--- START OF Information given ---

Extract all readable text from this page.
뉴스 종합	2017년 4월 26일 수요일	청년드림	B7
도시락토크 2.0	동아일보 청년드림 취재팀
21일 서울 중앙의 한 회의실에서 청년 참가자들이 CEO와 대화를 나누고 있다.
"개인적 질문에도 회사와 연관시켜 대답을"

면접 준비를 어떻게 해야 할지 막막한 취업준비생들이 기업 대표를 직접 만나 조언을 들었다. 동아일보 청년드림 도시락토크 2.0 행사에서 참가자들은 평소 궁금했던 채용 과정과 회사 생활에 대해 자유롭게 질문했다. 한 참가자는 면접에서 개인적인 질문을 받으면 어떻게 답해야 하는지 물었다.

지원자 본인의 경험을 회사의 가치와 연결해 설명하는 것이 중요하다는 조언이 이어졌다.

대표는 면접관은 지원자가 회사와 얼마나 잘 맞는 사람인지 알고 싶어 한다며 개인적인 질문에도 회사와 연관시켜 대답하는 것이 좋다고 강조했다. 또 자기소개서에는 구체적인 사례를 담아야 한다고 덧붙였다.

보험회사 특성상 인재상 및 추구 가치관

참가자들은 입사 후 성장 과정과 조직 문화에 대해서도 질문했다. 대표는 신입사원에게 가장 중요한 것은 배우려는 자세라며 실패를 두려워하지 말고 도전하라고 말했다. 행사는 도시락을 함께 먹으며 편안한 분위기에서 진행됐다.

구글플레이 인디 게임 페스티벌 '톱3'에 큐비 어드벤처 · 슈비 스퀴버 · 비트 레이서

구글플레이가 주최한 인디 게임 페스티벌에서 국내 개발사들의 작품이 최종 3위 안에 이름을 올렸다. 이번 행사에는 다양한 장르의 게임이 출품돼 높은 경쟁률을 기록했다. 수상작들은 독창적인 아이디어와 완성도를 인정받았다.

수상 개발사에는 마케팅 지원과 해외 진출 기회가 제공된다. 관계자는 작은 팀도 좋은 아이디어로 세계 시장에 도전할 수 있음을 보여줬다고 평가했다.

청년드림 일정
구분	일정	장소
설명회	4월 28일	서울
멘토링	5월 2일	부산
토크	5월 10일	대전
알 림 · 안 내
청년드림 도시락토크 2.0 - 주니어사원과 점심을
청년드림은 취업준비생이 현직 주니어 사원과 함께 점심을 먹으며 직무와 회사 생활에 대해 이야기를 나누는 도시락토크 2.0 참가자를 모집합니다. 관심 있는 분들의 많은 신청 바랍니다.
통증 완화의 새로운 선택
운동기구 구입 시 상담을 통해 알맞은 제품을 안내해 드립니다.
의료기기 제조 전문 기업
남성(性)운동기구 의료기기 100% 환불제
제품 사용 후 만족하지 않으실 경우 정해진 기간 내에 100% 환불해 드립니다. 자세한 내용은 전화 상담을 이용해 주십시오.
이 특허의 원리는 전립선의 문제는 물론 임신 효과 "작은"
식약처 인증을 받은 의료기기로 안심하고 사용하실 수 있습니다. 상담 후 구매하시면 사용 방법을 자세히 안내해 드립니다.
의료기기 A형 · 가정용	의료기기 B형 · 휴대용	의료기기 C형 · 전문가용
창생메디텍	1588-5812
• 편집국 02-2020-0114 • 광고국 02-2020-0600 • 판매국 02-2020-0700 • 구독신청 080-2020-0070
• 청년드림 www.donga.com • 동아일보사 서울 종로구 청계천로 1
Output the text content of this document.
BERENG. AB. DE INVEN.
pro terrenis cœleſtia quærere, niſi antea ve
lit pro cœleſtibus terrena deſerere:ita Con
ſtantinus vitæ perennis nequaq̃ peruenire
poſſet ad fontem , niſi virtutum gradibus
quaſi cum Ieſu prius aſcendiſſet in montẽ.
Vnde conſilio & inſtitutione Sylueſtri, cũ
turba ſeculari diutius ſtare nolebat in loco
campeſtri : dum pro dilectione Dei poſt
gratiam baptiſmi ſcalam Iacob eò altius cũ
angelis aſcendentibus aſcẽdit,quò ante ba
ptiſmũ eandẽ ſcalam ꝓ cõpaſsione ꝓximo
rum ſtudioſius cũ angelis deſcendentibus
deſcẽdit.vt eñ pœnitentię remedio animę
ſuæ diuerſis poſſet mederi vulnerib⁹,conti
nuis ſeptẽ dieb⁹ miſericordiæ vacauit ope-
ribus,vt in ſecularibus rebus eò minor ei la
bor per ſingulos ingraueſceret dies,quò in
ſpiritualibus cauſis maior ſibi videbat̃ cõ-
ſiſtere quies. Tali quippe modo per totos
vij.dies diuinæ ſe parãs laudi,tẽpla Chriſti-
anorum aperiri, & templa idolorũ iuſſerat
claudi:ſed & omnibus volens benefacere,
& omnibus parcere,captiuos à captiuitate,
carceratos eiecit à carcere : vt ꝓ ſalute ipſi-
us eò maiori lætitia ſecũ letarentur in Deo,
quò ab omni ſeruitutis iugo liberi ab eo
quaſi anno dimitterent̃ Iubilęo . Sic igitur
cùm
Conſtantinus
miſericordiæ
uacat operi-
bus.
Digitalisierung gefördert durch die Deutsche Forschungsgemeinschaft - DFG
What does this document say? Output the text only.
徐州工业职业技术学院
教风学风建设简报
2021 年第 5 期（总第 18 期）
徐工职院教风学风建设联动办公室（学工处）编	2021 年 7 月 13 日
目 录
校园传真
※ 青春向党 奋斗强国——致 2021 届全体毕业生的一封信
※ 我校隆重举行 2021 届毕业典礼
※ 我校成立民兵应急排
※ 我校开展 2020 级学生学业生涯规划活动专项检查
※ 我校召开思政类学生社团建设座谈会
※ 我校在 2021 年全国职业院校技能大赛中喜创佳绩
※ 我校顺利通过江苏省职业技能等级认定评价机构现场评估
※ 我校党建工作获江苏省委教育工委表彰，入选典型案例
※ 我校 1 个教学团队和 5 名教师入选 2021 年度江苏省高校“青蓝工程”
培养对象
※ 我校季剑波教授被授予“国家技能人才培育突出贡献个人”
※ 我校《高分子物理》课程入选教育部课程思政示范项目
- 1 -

--- END OF Information given ---

> **Problem to solve**:
Copy exactly the lines from the one containing "What does this" through the last line of the records, both included, and nothing else.

> **Worked solution**:
What does this document say? Output the text only.
徐州工业职业技术学院
教风学风建设简报
2021 年第 5 期（总第 18 期）
徐工职院教风学风建设联动办公室（学工处）编	2021 年 7 月 13 日
目 录
校园传真
※ 青春向党 奋斗强国——致 2021 届全体毕业生的一封信
※ 我校隆重举行 2021 届毕业典礼
※ 我校成立民兵应急排
※ 我校开展 2020 级学生学业生涯规划活动专项检查
※ 我校召开思政类学生社团建设座谈会
※ 我校在 2021 年全国职业院校技能大赛中喜创佳绩
※ 我校顺利通过江苏省职业技能等级认定评价机构现场评估
※ 我校党建工作获江苏省委教育工委表彰，入选典型案例
※ 我校 1 个教学团队和 5 名教师入选 2021 年度江苏省高校“青蓝工程”
培养对象
※ 我校季剑波教授被授予“国家技能人才培育突出贡献个人”
※ 我校《高分子物理》课程入选教育部课程思政示范项目
- 1 -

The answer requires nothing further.